** Begin Material supplied **

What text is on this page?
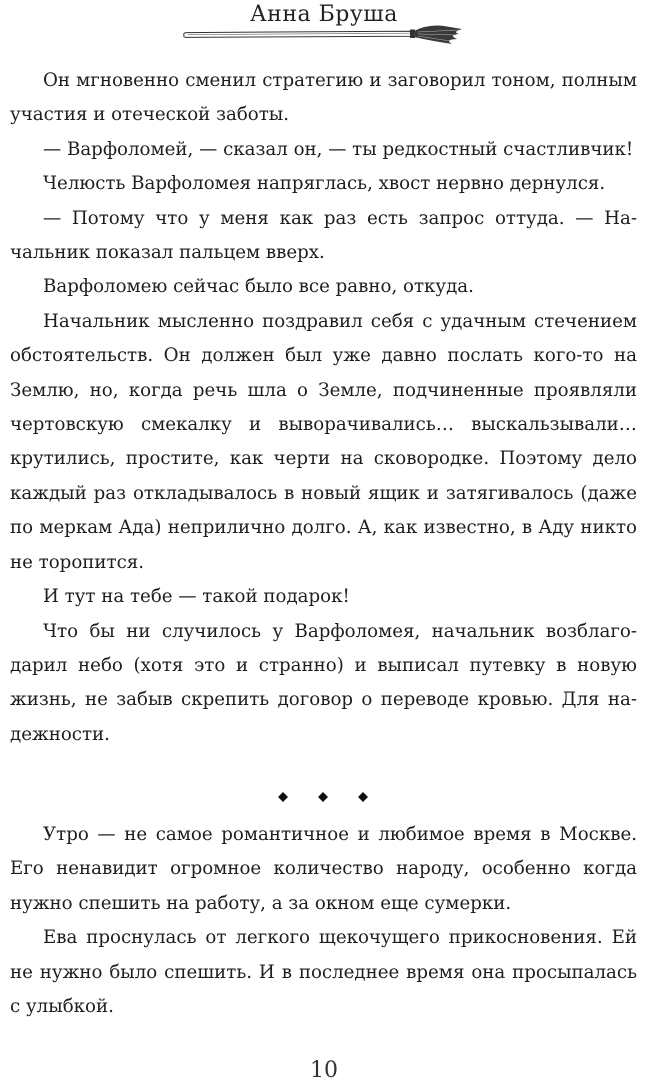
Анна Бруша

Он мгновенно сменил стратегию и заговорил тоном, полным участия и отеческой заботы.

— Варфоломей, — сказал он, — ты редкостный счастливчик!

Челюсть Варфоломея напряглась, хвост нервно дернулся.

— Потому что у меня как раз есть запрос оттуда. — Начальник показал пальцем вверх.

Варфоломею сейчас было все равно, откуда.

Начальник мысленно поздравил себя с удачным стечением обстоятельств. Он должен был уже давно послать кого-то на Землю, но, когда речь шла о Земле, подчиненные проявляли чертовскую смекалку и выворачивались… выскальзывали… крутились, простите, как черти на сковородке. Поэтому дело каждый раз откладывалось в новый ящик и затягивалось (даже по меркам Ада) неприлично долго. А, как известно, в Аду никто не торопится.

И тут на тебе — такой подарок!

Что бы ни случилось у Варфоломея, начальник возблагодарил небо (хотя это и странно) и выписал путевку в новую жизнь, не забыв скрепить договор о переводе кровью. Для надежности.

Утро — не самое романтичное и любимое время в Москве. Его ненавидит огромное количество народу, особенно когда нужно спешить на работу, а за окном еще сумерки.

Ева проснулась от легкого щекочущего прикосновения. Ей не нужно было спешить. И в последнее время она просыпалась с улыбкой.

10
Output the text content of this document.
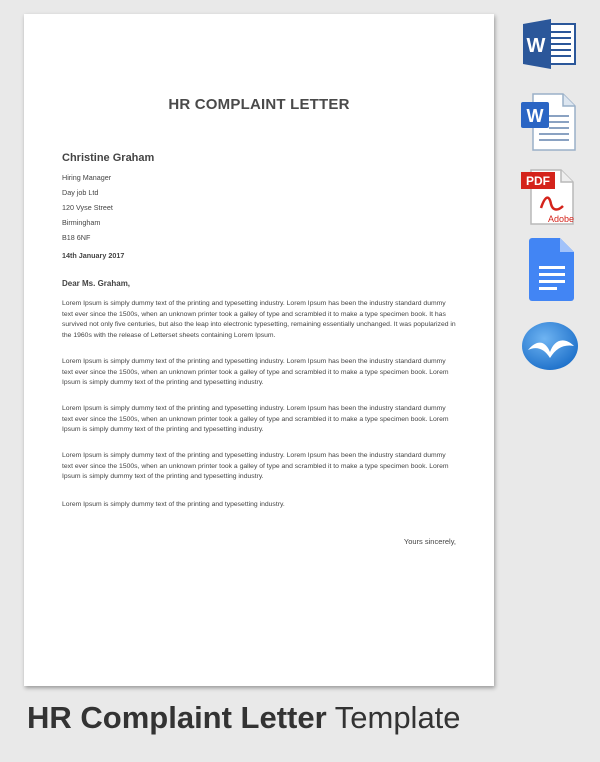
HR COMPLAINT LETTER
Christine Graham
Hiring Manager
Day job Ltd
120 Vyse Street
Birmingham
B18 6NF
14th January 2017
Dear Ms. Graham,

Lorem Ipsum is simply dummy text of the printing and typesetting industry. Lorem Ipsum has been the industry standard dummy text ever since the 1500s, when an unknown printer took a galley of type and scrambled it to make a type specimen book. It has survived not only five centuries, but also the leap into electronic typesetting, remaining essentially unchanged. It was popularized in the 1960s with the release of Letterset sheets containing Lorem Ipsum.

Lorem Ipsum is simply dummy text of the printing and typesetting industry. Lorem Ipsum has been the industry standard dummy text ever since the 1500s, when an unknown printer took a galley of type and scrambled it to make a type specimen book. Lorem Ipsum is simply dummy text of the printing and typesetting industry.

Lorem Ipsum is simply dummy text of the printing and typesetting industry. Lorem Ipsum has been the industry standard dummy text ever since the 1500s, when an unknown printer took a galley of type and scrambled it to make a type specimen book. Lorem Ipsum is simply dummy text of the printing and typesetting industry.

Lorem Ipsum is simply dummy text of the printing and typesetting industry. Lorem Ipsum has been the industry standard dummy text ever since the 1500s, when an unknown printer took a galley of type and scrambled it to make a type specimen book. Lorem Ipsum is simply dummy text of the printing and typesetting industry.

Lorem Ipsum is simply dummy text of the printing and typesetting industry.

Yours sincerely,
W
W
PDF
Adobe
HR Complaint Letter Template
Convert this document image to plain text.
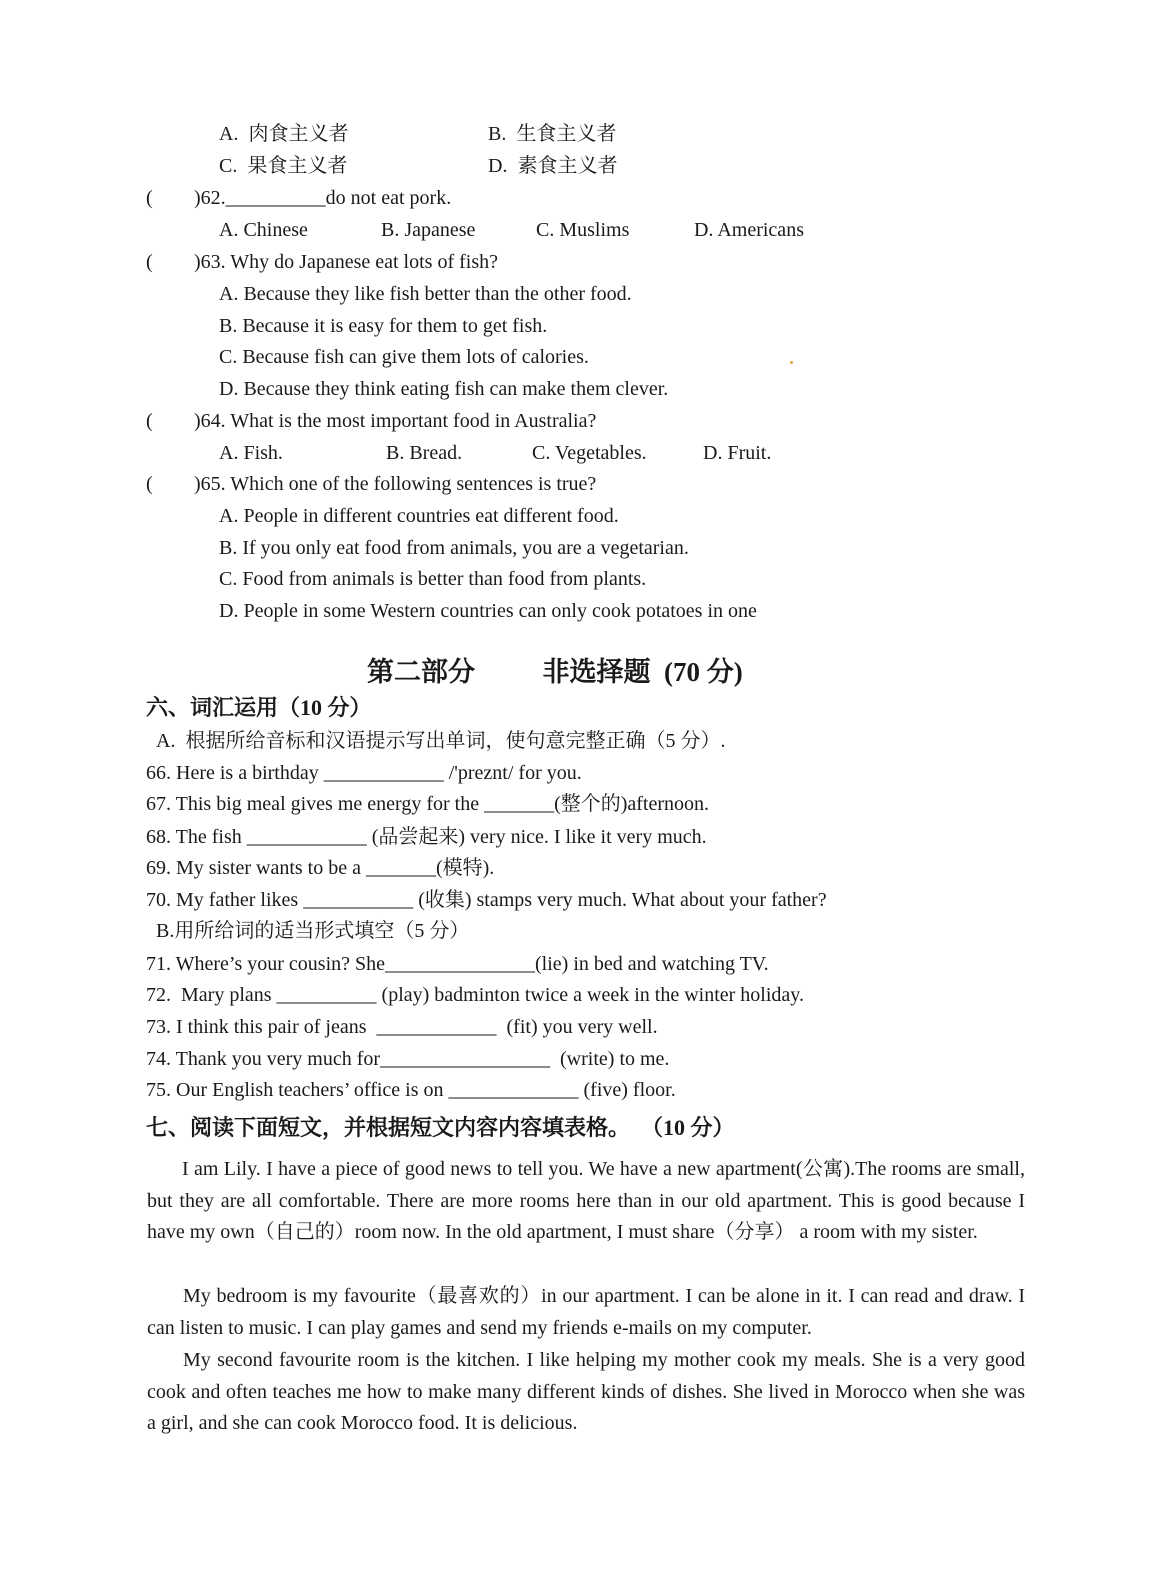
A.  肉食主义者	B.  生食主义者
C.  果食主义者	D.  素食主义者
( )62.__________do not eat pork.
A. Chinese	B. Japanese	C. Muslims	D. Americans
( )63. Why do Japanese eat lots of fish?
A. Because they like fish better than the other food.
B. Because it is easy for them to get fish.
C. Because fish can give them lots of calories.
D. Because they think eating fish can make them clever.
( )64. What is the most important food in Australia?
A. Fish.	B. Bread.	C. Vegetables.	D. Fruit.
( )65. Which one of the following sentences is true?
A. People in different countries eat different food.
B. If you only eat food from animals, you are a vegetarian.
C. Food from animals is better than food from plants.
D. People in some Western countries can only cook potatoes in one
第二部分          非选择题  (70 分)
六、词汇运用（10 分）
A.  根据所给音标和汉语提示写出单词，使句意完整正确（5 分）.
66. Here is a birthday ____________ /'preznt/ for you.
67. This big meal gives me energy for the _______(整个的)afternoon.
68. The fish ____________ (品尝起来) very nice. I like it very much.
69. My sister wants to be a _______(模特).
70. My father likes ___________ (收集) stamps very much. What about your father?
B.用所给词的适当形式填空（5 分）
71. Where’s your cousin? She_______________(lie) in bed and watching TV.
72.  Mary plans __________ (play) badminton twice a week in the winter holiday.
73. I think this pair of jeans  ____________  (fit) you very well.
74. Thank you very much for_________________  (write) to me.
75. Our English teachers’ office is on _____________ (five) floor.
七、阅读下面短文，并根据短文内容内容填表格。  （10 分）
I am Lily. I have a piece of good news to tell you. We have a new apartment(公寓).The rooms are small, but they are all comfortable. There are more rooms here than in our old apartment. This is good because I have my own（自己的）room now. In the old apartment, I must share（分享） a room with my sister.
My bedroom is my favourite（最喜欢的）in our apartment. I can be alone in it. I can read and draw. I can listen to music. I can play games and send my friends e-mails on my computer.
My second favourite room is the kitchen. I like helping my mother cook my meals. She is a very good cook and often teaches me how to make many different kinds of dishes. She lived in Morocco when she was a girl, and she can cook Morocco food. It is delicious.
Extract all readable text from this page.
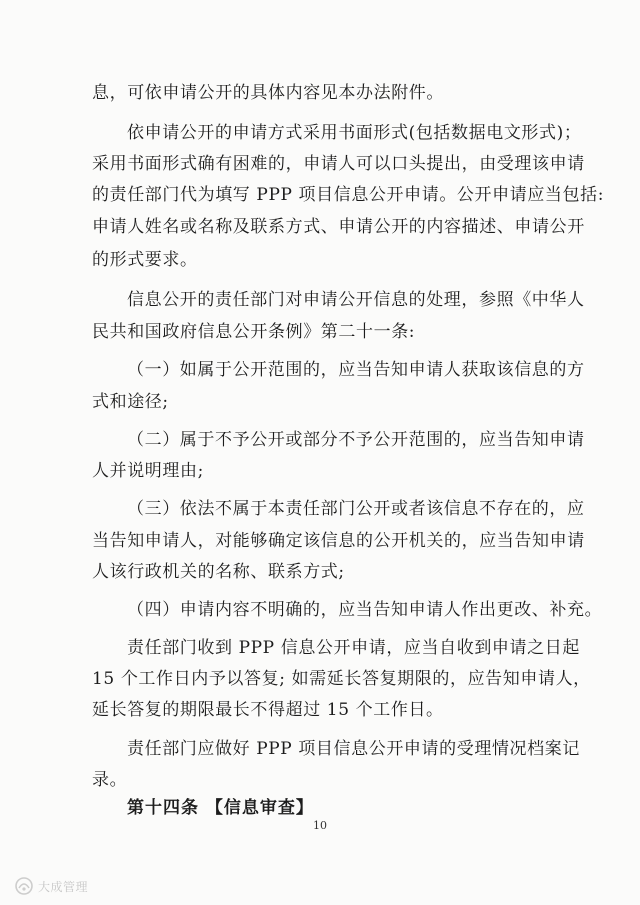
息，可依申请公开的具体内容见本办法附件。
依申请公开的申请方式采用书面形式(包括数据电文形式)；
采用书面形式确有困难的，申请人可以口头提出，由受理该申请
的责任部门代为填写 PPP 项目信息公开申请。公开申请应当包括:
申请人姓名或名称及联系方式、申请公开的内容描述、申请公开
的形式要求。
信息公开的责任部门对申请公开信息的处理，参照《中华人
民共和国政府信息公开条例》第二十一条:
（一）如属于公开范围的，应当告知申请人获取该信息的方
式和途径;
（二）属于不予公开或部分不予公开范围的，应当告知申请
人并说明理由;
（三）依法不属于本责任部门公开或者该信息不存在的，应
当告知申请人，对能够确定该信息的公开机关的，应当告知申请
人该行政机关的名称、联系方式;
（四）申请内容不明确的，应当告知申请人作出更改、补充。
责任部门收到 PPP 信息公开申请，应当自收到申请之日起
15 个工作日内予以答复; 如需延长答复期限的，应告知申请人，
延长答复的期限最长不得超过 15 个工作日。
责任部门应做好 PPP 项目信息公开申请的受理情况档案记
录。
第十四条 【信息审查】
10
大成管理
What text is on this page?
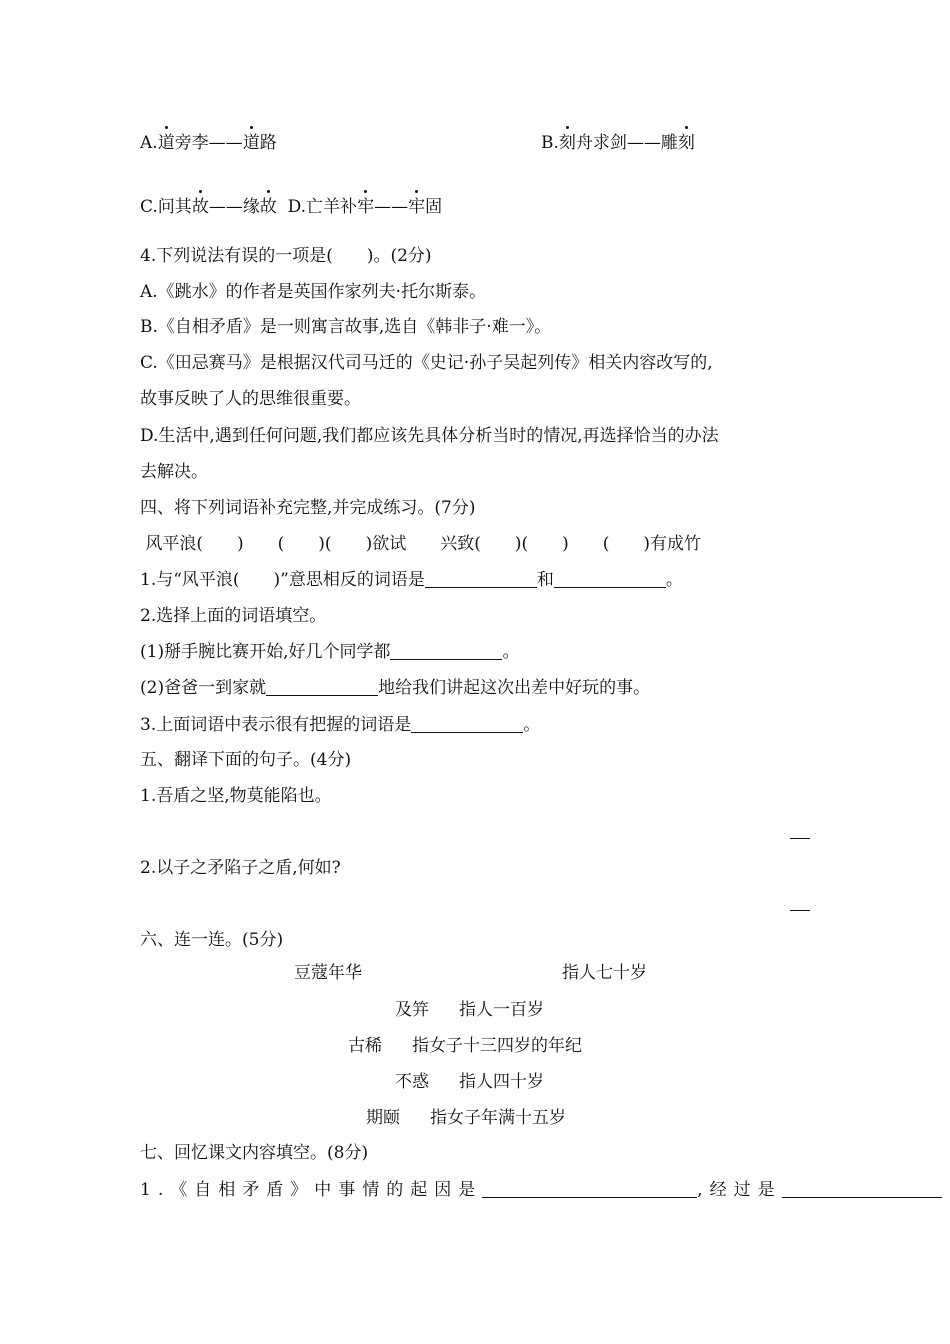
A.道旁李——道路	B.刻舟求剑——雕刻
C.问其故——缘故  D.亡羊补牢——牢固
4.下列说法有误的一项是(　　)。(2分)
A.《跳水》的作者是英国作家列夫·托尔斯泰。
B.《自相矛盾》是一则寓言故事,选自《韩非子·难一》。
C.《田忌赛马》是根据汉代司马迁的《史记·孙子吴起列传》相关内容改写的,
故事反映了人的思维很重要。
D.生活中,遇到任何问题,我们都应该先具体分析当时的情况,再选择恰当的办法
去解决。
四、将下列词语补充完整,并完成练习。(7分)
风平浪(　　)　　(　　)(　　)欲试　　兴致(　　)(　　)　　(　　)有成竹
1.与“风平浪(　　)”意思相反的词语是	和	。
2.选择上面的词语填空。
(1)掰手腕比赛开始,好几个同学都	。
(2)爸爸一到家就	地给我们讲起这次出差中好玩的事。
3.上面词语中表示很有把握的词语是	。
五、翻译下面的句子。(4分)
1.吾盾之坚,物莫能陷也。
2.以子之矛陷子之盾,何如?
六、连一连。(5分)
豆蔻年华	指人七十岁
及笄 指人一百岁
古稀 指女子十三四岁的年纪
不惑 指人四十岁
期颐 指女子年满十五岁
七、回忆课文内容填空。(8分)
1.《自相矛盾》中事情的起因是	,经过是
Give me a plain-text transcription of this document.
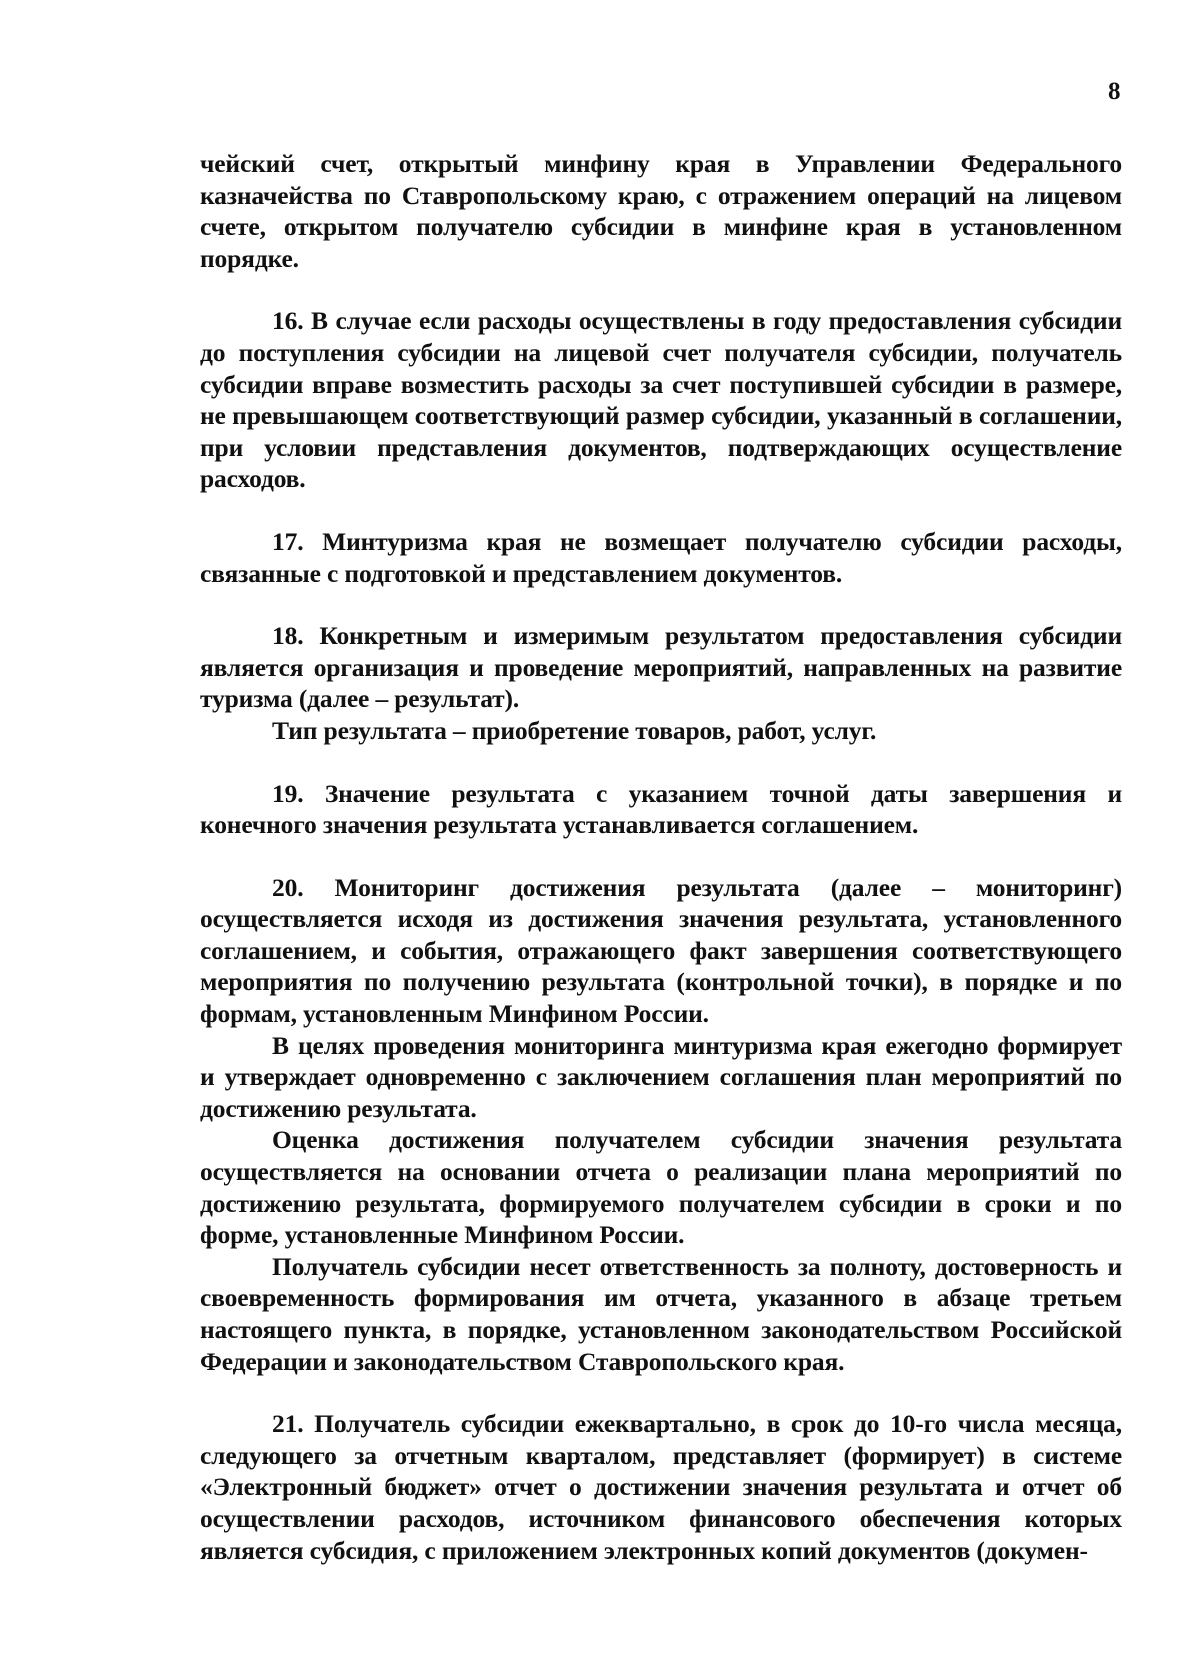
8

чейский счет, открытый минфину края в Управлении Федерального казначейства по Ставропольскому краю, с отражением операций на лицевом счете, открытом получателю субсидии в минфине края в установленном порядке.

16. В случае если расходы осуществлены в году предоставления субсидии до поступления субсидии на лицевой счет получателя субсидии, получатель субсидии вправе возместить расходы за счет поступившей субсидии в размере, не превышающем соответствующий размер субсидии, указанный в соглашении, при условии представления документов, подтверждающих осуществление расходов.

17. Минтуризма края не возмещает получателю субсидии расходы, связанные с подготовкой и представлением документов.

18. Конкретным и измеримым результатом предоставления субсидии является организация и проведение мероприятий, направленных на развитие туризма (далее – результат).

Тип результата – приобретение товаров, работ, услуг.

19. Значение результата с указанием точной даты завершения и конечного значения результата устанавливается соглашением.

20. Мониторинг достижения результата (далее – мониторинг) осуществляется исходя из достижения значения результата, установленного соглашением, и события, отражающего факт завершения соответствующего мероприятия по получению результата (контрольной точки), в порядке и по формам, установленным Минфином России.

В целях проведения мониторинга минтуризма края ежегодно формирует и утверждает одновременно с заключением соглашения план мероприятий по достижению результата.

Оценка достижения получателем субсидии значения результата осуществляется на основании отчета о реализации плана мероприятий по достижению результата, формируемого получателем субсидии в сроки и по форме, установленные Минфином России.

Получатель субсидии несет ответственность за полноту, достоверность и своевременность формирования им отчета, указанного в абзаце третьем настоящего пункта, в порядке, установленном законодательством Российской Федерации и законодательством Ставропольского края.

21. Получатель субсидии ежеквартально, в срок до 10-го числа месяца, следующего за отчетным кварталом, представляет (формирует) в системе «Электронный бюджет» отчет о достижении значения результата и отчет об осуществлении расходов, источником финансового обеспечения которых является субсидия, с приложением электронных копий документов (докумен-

** End Material supplied **

__Short task__.
Each line above that includes "them" should be shown.

__Answer below__.
B. Because it is easy for them to get fish.
C. Because fish can give them lots of calories.
D. Because they think eating fish can make them clever.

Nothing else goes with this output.